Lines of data
━━━

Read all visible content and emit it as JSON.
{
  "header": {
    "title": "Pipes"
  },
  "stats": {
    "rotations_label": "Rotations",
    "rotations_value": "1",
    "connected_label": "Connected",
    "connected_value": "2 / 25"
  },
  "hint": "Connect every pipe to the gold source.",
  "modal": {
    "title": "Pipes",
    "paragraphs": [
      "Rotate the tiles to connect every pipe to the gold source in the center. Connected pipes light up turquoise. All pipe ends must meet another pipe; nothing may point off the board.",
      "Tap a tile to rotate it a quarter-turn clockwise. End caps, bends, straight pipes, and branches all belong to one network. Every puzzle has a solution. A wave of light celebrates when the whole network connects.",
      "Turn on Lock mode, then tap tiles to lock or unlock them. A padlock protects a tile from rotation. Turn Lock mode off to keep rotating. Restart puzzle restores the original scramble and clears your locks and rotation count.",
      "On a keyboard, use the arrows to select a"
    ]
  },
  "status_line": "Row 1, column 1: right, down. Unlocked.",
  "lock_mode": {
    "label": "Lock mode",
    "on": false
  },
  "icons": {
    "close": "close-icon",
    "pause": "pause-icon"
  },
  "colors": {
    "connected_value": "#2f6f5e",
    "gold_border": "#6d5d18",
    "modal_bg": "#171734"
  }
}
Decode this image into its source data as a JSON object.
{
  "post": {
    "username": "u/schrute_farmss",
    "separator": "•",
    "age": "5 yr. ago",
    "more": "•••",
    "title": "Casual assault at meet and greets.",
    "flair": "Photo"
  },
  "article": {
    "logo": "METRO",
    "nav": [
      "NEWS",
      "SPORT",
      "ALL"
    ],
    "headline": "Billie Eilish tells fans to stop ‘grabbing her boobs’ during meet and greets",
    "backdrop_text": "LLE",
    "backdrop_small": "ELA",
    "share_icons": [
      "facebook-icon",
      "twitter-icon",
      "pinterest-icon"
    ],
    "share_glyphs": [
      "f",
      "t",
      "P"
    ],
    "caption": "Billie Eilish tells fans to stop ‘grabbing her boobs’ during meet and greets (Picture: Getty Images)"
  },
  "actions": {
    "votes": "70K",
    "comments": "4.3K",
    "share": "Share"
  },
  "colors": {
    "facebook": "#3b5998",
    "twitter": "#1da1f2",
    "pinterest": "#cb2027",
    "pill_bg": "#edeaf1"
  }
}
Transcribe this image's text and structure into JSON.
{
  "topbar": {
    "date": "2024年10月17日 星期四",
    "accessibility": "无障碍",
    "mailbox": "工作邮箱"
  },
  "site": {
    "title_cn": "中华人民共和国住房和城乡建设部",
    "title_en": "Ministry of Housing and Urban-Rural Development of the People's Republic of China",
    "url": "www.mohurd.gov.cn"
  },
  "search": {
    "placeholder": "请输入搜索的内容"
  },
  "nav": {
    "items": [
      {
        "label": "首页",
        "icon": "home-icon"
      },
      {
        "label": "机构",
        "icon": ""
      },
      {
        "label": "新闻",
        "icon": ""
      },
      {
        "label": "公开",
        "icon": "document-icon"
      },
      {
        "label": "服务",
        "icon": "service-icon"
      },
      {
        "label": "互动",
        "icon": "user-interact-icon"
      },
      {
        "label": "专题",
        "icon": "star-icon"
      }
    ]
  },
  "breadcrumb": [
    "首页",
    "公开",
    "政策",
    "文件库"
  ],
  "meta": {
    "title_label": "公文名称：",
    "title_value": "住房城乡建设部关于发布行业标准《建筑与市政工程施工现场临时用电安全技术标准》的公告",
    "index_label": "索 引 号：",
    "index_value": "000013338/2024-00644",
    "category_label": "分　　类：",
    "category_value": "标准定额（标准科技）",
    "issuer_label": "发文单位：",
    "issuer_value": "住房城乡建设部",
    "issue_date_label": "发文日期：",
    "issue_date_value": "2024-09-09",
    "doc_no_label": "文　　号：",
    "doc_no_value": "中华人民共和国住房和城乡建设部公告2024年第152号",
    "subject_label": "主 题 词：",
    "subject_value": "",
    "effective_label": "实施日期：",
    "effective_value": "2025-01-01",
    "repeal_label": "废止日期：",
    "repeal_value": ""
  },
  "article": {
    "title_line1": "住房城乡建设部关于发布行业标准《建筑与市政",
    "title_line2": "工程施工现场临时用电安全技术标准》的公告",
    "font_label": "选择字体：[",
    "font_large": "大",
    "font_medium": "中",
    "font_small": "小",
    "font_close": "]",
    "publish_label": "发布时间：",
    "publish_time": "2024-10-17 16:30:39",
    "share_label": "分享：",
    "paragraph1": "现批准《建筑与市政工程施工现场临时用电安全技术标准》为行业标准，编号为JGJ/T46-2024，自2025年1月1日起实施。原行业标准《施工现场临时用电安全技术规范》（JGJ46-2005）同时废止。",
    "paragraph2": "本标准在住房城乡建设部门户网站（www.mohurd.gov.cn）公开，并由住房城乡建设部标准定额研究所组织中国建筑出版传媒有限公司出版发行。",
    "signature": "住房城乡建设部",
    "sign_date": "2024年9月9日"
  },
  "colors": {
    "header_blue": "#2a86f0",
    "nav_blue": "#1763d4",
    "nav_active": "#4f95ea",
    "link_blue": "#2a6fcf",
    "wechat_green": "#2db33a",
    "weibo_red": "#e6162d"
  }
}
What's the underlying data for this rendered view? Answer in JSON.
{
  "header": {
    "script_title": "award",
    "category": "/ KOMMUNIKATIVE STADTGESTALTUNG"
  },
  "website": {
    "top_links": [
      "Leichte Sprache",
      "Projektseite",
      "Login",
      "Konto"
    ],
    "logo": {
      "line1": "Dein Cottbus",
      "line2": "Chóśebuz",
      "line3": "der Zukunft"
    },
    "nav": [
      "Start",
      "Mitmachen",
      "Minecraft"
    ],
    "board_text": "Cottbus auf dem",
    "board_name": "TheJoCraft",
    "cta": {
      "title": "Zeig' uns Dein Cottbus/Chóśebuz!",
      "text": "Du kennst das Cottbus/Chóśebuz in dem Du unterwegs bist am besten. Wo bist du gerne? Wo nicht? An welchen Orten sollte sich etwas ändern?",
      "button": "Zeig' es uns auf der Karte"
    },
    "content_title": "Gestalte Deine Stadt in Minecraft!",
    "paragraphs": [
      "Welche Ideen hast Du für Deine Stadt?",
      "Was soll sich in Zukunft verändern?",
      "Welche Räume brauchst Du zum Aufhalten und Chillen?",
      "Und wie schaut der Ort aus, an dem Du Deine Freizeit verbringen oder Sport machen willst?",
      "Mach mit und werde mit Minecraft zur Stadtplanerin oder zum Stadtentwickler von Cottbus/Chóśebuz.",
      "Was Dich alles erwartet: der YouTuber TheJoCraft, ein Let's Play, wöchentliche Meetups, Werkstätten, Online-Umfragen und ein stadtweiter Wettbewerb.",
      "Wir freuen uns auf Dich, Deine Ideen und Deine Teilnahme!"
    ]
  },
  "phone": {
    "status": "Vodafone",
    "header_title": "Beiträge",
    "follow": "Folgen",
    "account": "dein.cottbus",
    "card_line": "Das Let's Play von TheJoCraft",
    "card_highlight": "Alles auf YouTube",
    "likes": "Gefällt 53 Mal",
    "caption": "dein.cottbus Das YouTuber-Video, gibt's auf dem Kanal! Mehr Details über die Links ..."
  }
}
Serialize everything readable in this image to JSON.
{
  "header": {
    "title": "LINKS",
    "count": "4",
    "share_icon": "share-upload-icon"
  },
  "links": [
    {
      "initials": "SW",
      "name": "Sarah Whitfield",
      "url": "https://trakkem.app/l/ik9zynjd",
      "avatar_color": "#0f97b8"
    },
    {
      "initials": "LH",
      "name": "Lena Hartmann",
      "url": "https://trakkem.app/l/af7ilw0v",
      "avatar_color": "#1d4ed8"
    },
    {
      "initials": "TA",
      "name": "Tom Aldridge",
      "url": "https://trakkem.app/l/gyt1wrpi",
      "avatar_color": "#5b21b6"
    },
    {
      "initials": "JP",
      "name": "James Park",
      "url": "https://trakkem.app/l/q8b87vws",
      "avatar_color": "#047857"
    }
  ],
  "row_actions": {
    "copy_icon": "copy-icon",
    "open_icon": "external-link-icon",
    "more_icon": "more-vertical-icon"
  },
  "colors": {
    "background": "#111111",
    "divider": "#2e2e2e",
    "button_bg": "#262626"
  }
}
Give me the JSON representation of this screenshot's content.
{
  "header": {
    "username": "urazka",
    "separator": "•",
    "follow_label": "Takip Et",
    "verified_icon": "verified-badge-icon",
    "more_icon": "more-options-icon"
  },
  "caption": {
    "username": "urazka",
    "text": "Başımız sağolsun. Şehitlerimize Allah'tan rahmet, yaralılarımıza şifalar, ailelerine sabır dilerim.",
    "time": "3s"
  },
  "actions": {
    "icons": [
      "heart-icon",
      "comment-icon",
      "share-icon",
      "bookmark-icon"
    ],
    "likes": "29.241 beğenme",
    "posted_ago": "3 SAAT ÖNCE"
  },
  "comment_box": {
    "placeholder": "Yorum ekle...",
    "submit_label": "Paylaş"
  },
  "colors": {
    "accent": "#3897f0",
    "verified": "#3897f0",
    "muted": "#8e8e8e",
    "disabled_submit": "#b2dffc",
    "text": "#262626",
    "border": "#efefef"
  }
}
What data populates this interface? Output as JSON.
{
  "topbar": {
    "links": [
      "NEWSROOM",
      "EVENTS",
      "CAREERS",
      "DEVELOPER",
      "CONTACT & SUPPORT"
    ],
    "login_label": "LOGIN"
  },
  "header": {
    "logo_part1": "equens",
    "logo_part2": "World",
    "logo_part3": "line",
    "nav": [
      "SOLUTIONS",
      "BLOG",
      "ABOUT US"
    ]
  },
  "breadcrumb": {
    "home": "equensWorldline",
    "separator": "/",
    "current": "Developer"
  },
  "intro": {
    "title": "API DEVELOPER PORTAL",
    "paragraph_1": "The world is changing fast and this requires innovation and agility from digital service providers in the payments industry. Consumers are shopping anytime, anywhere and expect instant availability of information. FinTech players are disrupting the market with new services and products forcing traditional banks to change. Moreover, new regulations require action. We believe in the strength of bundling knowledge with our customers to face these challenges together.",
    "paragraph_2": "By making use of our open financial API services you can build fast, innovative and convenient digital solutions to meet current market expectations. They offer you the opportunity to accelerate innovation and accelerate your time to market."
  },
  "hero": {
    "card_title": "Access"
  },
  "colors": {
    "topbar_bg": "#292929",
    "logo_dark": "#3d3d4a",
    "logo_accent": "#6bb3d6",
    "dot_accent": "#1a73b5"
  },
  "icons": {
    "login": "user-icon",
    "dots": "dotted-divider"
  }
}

━━━

> WHAT IS REQUIRED
From the records given above, copy all lines containing "tells".

> EXERCISE ANSWER
    "headline": "Billie Eilish tells fans to stop ‘grabbing her boobs’ during meet and greets",
    "caption": "Billie Eilish tells fans to stop ‘grabbing her boobs’ during meet and greets (Picture: Getty Images)"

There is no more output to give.